From the listing below, pull each line that includes "color".

_ _ _ _ _ _ _

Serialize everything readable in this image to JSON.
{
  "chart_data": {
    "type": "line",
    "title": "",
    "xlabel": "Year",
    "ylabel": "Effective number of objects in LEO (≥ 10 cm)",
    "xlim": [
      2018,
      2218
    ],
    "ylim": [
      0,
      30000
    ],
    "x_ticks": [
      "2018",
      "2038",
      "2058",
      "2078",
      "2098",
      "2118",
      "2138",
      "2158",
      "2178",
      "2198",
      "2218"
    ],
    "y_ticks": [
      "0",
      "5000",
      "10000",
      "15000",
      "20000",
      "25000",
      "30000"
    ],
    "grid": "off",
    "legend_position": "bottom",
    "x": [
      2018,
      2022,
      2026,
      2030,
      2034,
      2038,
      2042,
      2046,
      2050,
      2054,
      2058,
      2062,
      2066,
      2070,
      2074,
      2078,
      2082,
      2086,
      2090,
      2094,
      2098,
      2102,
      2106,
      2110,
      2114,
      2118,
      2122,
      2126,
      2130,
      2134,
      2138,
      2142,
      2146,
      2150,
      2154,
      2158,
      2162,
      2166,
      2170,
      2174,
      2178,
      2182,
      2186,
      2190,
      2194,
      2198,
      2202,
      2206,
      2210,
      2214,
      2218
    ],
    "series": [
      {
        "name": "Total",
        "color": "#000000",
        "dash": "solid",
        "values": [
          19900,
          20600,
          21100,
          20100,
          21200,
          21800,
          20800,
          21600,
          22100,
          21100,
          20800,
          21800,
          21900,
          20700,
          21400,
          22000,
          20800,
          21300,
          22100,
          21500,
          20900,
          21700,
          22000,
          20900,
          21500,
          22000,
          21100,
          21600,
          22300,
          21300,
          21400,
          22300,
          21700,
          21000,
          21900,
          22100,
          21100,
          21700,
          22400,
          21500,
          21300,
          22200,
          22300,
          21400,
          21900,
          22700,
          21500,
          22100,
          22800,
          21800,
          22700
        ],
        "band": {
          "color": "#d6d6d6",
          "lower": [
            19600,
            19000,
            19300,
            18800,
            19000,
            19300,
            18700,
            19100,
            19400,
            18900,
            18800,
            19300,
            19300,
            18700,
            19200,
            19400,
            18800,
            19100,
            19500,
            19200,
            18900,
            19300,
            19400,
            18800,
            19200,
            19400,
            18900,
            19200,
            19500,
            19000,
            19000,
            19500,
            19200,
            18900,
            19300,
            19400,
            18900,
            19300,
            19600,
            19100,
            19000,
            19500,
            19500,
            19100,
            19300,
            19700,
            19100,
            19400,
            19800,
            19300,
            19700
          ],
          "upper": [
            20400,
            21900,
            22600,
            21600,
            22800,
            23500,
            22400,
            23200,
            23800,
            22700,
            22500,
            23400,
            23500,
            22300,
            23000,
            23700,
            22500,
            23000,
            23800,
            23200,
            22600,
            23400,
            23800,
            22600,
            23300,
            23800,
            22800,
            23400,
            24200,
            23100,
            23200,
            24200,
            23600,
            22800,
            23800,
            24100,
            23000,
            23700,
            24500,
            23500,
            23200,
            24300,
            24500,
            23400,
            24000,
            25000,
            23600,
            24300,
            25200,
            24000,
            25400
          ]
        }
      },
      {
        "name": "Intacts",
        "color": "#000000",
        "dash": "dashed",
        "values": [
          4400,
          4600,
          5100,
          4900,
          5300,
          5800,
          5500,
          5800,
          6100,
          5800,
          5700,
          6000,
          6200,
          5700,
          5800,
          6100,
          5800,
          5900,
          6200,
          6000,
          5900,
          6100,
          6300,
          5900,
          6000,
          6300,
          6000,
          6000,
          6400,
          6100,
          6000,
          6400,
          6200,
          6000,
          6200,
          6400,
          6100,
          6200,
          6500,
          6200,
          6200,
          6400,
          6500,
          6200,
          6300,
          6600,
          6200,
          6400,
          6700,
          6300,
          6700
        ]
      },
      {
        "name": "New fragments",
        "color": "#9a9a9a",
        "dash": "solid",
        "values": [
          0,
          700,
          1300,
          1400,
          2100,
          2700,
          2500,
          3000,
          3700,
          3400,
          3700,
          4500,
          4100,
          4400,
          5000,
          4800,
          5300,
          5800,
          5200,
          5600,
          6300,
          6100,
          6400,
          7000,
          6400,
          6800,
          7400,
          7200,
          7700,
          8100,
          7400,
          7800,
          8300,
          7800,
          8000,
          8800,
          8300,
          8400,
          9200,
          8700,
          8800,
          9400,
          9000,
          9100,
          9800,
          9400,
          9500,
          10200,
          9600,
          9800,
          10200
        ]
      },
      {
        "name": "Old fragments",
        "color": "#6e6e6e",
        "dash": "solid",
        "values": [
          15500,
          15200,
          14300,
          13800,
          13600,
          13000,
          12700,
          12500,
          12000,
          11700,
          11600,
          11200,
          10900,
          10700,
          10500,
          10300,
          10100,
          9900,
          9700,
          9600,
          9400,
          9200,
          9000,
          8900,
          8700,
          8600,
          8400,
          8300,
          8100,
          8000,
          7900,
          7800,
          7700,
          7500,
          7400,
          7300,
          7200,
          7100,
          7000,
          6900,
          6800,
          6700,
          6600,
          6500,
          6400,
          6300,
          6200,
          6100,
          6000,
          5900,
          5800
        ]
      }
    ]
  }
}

_ _ _ _ _ _ _

→ Result of this task
        "color": "#000000",
          "color": "#d6d6d6",
        "color": "#000000",
        "color": "#9a9a9a",
        "color": "#6e6e6e",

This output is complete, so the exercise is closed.